What is required: Copy out all of the data exactly as it appears.

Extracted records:
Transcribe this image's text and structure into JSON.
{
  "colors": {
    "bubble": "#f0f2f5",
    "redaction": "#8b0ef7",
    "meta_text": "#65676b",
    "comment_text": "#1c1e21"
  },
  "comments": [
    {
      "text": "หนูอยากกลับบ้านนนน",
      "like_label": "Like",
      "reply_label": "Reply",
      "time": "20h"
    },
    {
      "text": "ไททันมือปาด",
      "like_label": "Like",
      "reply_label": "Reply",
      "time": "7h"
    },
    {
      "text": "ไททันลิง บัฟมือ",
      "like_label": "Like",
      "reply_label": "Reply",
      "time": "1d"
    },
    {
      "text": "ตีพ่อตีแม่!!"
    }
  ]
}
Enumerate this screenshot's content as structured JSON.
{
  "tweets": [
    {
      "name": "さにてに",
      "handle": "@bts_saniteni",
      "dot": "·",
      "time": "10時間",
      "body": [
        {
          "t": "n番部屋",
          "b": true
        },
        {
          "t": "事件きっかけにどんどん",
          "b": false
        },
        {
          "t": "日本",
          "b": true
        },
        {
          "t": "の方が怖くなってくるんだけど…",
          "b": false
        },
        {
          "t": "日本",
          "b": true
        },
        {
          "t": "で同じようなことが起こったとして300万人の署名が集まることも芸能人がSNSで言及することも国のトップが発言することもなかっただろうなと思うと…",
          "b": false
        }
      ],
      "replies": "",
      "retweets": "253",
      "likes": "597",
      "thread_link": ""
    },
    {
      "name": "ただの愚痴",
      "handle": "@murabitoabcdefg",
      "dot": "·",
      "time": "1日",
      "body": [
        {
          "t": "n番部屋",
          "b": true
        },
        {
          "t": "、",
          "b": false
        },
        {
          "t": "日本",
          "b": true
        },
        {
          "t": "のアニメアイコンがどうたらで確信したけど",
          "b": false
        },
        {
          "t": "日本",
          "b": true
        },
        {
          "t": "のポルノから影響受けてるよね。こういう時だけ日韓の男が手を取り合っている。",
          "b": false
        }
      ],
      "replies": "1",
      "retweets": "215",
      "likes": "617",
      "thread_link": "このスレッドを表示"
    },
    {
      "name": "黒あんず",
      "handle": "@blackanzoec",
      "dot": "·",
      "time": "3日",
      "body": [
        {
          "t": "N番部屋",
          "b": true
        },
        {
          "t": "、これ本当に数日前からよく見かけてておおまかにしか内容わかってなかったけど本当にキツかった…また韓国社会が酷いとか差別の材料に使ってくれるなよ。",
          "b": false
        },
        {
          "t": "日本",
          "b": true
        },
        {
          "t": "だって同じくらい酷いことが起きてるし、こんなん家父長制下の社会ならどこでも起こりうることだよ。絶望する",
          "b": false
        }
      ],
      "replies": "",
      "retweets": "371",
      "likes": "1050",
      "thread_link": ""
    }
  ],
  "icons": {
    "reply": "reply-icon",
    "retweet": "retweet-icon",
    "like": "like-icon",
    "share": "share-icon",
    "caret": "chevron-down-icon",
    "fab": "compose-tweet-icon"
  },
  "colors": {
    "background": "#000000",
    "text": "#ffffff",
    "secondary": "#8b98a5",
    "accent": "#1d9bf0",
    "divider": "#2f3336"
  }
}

Task response:
Transcribe this image's text and structure into JSON.
{
  "colors": {
    "bubble": "#f0f2f5",
    "redaction": "#8b0ef7",
    "meta_text": "#65676b",
    "comment_text": "#1c1e21"
  },
  "comments": [
    {
      "text": "หนูอยากกลับบ้านนนน",
      "like_label": "Like",
      "reply_label": "Reply",
      "time": "20h"
    },
    {
      "text": "ไททันมือปาด",
      "like_label": "Like",
      "reply_label": "Reply",
      "time": "7h"
    },
    {
      "text": "ไททันลิง บัฟมือ",
      "like_label": "Like",
      "reply_label": "Reply",
      "time": "1d"
    },
    {
      "text": "ตีพ่อตีแม่!!"
    }
  ]
}
Enumerate this screenshot's content as structured JSON.
{
  "tweets": [
    {
      "name": "さにてに",
      "handle": "@bts_saniteni",
      "dot": "·",
      "time": "10時間",
      "body": [
        {
          "t": "n番部屋",
          "b": true
        },
        {
          "t": "事件きっかけにどんどん",
          "b": false
        },
        {
          "t": "日本",
          "b": true
        },
        {
          "t": "の方が怖くなってくるんだけど…",
          "b": false
        },
        {
          "t": "日本",
          "b": true
        },
        {
          "t": "で同じようなことが起こったとして300万人の署名が集まることも芸能人がSNSで言及することも国のトップが発言することもなかっただろうなと思うと…",
          "b": false
        }
      ],
      "replies": "",
      "retweets": "253",
      "likes": "597",
      "thread_link": ""
    },
    {
      "name": "ただの愚痴",
      "handle": "@murabitoabcdefg",
      "dot": "·",
      "time": "1日",
      "body": [
        {
          "t": "n番部屋",
          "b": true
        },
        {
          "t": "、",
          "b": false
        },
        {
          "t": "日本",
          "b": true
        },
        {
          "t": "のアニメアイコンがどうたらで確信したけど",
          "b": false
        },
        {
          "t": "日本",
          "b": true
        },
        {
          "t": "のポルノから影響受けてるよね。こういう時だけ日韓の男が手を取り合っている。",
          "b": false
        }
      ],
      "replies": "1",
      "retweets": "215",
      "likes": "617",
      "thread_link": "このスレッドを表示"
    },
    {
      "name": "黒あんず",
      "handle": "@blackanzoec",
      "dot": "·",
      "time": "3日",
      "body": [
        {
          "t": "N番部屋",
          "b": true
        },
        {
          "t": "、これ本当に数日前からよく見かけてておおまかにしか内容わかってなかったけど本当にキツかった…また韓国社会が酷いとか差別の材料に使ってくれるなよ。",
          "b": false
        },
        {
          "t": "日本",
          "b": true
        },
        {
          "t": "だって同じくらい酷いことが起きてるし、こんなん家父長制下の社会ならどこでも起こりうることだよ。絶望する",
          "b": false
        }
      ],
      "replies": "",
      "retweets": "371",
      "likes": "1050",
      "thread_link": ""
    }
  ],
  "icons": {
    "reply": "reply-icon",
    "retweet": "retweet-icon",
    "like": "like-icon",
    "share": "share-icon",
    "caret": "chevron-down-icon",
    "fab": "compose-tweet-icon"
  },
  "colors": {
    "background": "#000000",
    "text": "#ffffff",
    "secondary": "#8b98a5",
    "accent": "#1d9bf0",
    "divider": "#2f3336"
  }
}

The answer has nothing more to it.